REQUIRED WORK: Pull out every line containing the string "Phosphorus".

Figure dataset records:

◇ ◇ ◇ ◇

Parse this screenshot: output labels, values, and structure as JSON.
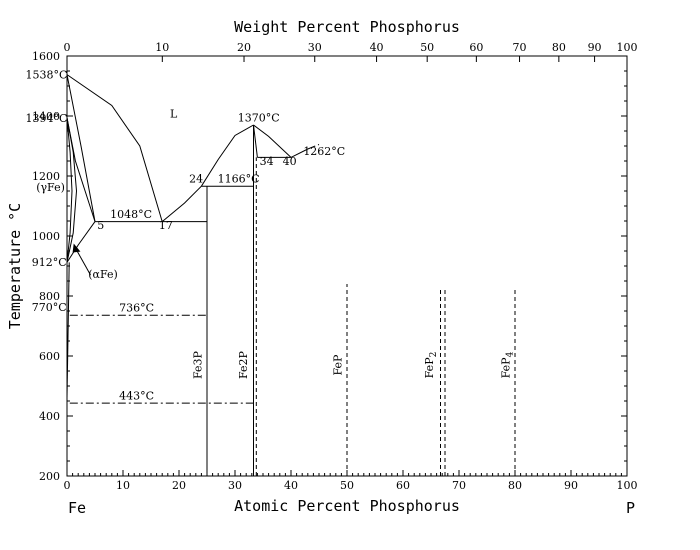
{
  "titles": {
    "top_axis": "Weight Percent Phosphorus",
    "bottom_axis": "Atomic Percent Phosphorus",
    "y_axis": "Temperature °C",
    "left_element": "Fe",
    "right_element": "P"
  },
  "ticks": {
    "bottom": [
      "0",
      "10",
      "20",
      "30",
      "40",
      "50",
      "60",
      "70",
      "80",
      "90",
      "100"
    ],
    "top": [
      {
        "w": 0,
        "at": 0,
        "label": "0"
      },
      {
        "w": 10,
        "at": 17.02,
        "label": "10"
      },
      {
        "w": 20,
        "at": 31.61,
        "label": "20"
      },
      {
        "w": 30,
        "at": 44.24,
        "label": "30"
      },
      {
        "w": 40,
        "at": 55.28,
        "label": "40"
      },
      {
        "w": 50,
        "at": 64.32,
        "label": "50"
      },
      {
        "w": 60,
        "at": 73.1,
        "label": "60"
      },
      {
        "w": 70,
        "at": 80.81,
        "label": "70"
      },
      {
        "w": 80,
        "at": 87.83,
        "label": "80"
      },
      {
        "w": 90,
        "at": 94.21,
        "label": "90"
      },
      {
        "w": 100,
        "at": 100,
        "label": "100"
      }
    ],
    "left": [
      "200",
      "400",
      "600",
      "800",
      "1000",
      "1200",
      "1400",
      "1600"
    ]
  },
  "axes": {
    "x_min": 0,
    "x_max": 100,
    "y_min": 200,
    "y_max": 1600
  },
  "lines": {
    "solid": [
      [
        [
          0,
          1538
        ],
        [
          8,
          1435
        ],
        [
          13,
          1300
        ],
        [
          17,
          1048
        ]
      ],
      [
        [
          17,
          1048
        ],
        [
          21,
          1110
        ],
        [
          24,
          1166
        ]
      ],
      [
        [
          24,
          1166
        ],
        [
          27,
          1255
        ],
        [
          30,
          1335
        ],
        [
          33.3,
          1370
        ]
      ],
      [
        [
          33.3,
          1370
        ],
        [
          36,
          1332
        ],
        [
          40,
          1262
        ]
      ],
      [
        [
          40,
          1262
        ],
        [
          43,
          1290
        ]
      ],
      [
        [
          34,
          1262
        ],
        [
          40,
          1262
        ]
      ],
      [
        [
          34,
          1262
        ],
        [
          33.3,
          1370
        ]
      ],
      [
        [
          5,
          1048
        ],
        [
          25,
          1048
        ]
      ],
      [
        [
          24,
          1166
        ],
        [
          33.3,
          1166
        ]
      ],
      [
        [
          25,
          200
        ],
        [
          25,
          1166
        ]
      ],
      [
        [
          33.3,
          200
        ],
        [
          33.3,
          1370
        ]
      ],
      [
        [
          0,
          1538
        ],
        [
          2.5,
          1300
        ],
        [
          5,
          1048
        ]
      ],
      [
        [
          0,
          1394
        ],
        [
          1.5,
          1250
        ],
        [
          5,
          1048
        ]
      ],
      [
        [
          0,
          1394
        ],
        [
          0.55,
          1280
        ],
        [
          0.9,
          1150
        ],
        [
          0.55,
          1010
        ],
        [
          0,
          912
        ]
      ],
      [
        [
          0,
          1394
        ],
        [
          1.1,
          1280
        ],
        [
          1.7,
          1150
        ],
        [
          1.1,
          1010
        ],
        [
          0,
          912
        ]
      ],
      [
        [
          0,
          912
        ],
        [
          2,
          970
        ],
        [
          5,
          1048
        ]
      ],
      [
        [
          0,
          460
        ],
        [
          0.4,
          912
        ]
      ]
    ],
    "dashed": [
      [
        [
          33.8,
          200
        ],
        [
          33.8,
          1262
        ]
      ],
      [
        [
          50,
          200
        ],
        [
          50,
          840
        ]
      ],
      [
        [
          66.7,
          200
        ],
        [
          66.7,
          820
        ]
      ],
      [
        [
          67.5,
          200
        ],
        [
          67.5,
          820
        ]
      ],
      [
        [
          80,
          200
        ],
        [
          80,
          820
        ]
      ]
    ],
    "dashdot": [
      [
        [
          0.5,
          736
        ],
        [
          25,
          736
        ]
      ],
      [
        [
          0.5,
          443
        ],
        [
          33.3,
          443
        ]
      ],
      [
        [
          43,
          1290
        ],
        [
          45,
          1305
        ]
      ]
    ]
  },
  "labels": [
    {
      "text": "1538°C",
      "x": -7.4,
      "y": 1525
    },
    {
      "text": "1394°C",
      "x": -7.4,
      "y": 1380
    },
    {
      "text": "(γFe)",
      "x": -5.5,
      "y": 1150
    },
    {
      "text": "912°C",
      "x": -6.3,
      "y": 900
    },
    {
      "text": "770°C",
      "x": -6.3,
      "y": 750
    },
    {
      "text": "(αFe)",
      "x": 3.8,
      "y": 860
    },
    {
      "text": "L",
      "x": 18.4,
      "y": 1395
    },
    {
      "text": "1370°C",
      "x": 30.5,
      "y": 1382
    },
    {
      "text": "1262°C",
      "x": 42.2,
      "y": 1270
    },
    {
      "text": "34",
      "x": 34.4,
      "y": 1237
    },
    {
      "text": "40",
      "x": 38.5,
      "y": 1237
    },
    {
      "text": "24",
      "x": 21.8,
      "y": 1178
    },
    {
      "text": "1166°C",
      "x": 26.9,
      "y": 1178
    },
    {
      "text": "1048°C",
      "x": 7.7,
      "y": 1060
    },
    {
      "text": "5",
      "x": 5.4,
      "y": 1024
    },
    {
      "text": "17",
      "x": 16.4,
      "y": 1024
    },
    {
      "text": "736°C",
      "x": 9.3,
      "y": 748
    },
    {
      "text": "443°C",
      "x": 9.3,
      "y": 455
    }
  ],
  "compounds": [
    {
      "formula": "Fe3P",
      "x": 24.0,
      "y": 570
    },
    {
      "formula": "Fe2P",
      "x": 32.1,
      "y": 570
    },
    {
      "formula": "FeP",
      "x": 49.0,
      "y": 570
    },
    {
      "formula": "FeP2",
      "x": 65.4,
      "y": 570
    },
    {
      "formula": "FeP4",
      "x": 79.0,
      "y": 570
    }
  ]
}
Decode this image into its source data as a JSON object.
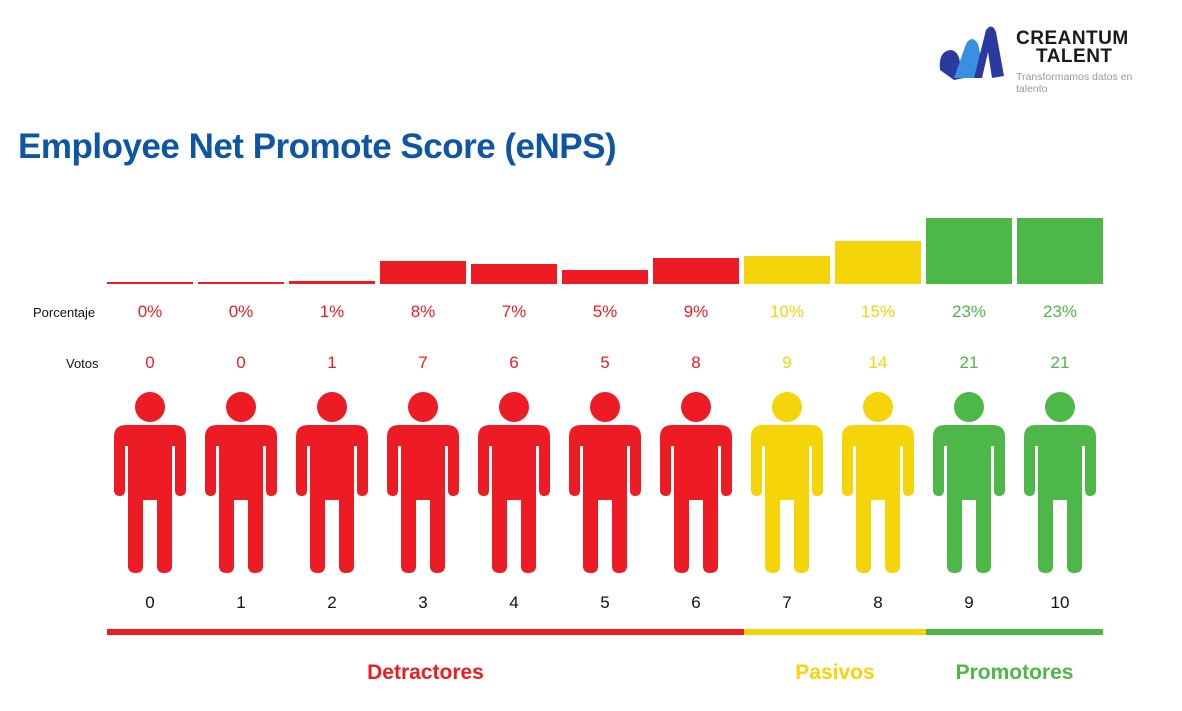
{
  "title": "Employee Net Promote Score (eNPS)",
  "logo": {
    "name_line1": "CREANTUM",
    "name_line2": "TALENT",
    "tagline": "Transformamos datos en talento"
  },
  "row_labels": {
    "percent": "Porcentaje",
    "votes": "Votos"
  },
  "colors": {
    "detractor": "#ED1C24",
    "passive": "#F5D40A",
    "promoter": "#4DB848",
    "title": "#0E56A4"
  },
  "chart_data": {
    "type": "bar",
    "title": "Employee Net Promote Score (eNPS)",
    "categories": [
      "0",
      "1",
      "2",
      "3",
      "4",
      "5",
      "6",
      "7",
      "8",
      "9",
      "10"
    ],
    "percent_labels": [
      "0%",
      "0%",
      "1%",
      "8%",
      "7%",
      "5%",
      "9%",
      "10%",
      "15%",
      "23%",
      "23%"
    ],
    "percent": [
      0,
      0,
      1,
      8,
      7,
      5,
      9,
      10,
      15,
      23,
      23
    ],
    "votes": [
      0,
      0,
      1,
      7,
      6,
      5,
      8,
      9,
      14,
      21,
      21
    ],
    "group_of_score": [
      "detractor",
      "detractor",
      "detractor",
      "detractor",
      "detractor",
      "detractor",
      "detractor",
      "passive",
      "passive",
      "promoter",
      "promoter"
    ],
    "groups": [
      {
        "key": "detractor",
        "label": "Detractores",
        "from": 0,
        "to": 6
      },
      {
        "key": "passive",
        "label": "Pasivos",
        "from": 7,
        "to": 8
      },
      {
        "key": "promoter",
        "label": "Promotores",
        "from": 9,
        "to": 10
      }
    ]
  }
}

◇ ◇ ◇ ◇

RESULT OF THIS TASK:
    "top_axis": "Weight Percent Phosphorus",
    "bottom_axis": "Atomic Percent Phosphorus",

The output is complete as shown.